Output the lines that follow exactly as they are.
★ ★ ★ ★ ★ ★ ★
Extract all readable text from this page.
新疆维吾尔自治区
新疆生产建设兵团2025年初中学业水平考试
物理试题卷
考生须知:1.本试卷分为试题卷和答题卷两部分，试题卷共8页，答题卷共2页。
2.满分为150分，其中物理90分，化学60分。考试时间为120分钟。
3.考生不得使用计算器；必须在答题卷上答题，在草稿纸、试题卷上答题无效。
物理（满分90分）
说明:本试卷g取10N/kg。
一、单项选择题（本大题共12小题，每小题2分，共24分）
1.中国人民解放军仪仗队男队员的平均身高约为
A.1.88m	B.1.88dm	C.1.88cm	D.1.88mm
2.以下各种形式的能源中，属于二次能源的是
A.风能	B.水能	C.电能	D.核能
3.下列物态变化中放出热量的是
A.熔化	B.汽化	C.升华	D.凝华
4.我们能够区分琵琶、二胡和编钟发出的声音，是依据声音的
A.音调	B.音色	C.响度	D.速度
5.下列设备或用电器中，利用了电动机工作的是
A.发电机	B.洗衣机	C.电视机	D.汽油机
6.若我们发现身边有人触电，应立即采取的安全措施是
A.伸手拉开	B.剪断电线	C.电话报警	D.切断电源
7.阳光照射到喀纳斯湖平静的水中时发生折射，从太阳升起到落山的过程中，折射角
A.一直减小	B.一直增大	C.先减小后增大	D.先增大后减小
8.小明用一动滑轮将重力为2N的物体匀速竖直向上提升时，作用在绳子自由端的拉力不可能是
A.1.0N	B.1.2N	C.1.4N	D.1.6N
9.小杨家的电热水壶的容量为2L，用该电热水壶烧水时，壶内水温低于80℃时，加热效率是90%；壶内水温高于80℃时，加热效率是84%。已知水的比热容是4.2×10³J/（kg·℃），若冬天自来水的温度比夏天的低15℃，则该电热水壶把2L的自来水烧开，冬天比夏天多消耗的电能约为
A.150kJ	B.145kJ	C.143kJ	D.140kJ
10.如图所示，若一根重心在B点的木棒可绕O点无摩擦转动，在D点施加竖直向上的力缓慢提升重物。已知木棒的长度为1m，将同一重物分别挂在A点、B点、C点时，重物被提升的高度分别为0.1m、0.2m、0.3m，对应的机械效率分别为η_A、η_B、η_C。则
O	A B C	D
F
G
★ ★ ★ ★ ★ ★ ★
• Exercise response:
Extract all readable text from this page.
新疆维吾尔自治区
新疆生产建设兵团2025年初中学业水平考试
物理试题卷
考生须知:1.本试卷分为试题卷和答题卷两部分，试题卷共8页，答题卷共2页。
2.满分为150分，其中物理90分，化学60分。考试时间为120分钟。
3.考生不得使用计算器；必须在答题卷上答题，在草稿纸、试题卷上答题无效。
物理（满分90分）
说明:本试卷g取10N/kg。
一、单项选择题（本大题共12小题，每小题2分，共24分）
1.中国人民解放军仪仗队男队员的平均身高约为
A.1.88m	B.1.88dm	C.1.88cm	D.1.88mm
2.以下各种形式的能源中，属于二次能源的是
A.风能	B.水能	C.电能	D.核能
3.下列物态变化中放出热量的是
A.熔化	B.汽化	C.升华	D.凝华
4.我们能够区分琵琶、二胡和编钟发出的声音，是依据声音的
A.音调	B.音色	C.响度	D.速度
5.下列设备或用电器中，利用了电动机工作的是
A.发电机	B.洗衣机	C.电视机	D.汽油机
6.若我们发现身边有人触电，应立即采取的安全措施是
A.伸手拉开	B.剪断电线	C.电话报警	D.切断电源
7.阳光照射到喀纳斯湖平静的水中时发生折射，从太阳升起到落山的过程中，折射角
A.一直减小	B.一直增大	C.先减小后增大	D.先增大后减小
8.小明用一动滑轮将重力为2N的物体匀速竖直向上提升时，作用在绳子自由端的拉力不可能是
A.1.0N	B.1.2N	C.1.4N	D.1.6N
9.小杨家的电热水壶的容量为2L，用该电热水壶烧水时，壶内水温低于80℃时，加热效率是90%；壶内水温高于80℃时，加热效率是84%。已知水的比热容是4.2×10³J/（kg·℃），若冬天自来水的温度比夏天的低15℃，则该电热水壶把2L的自来水烧开，冬天比夏天多消耗的电能约为
A.150kJ	B.145kJ	C.143kJ	D.140kJ
10.如图所示，若一根重心在B点的木棒可绕O点无摩擦转动，在D点施加竖直向上的力缓慢提升重物。已知木棒的长度为1m，将同一重物分别挂在A点、B点、C点时，重物被提升的高度分别为0.1m、0.2m、0.3m，对应的机械效率分别为η_A、η_B、η_C。则
O	A B C	D
F
G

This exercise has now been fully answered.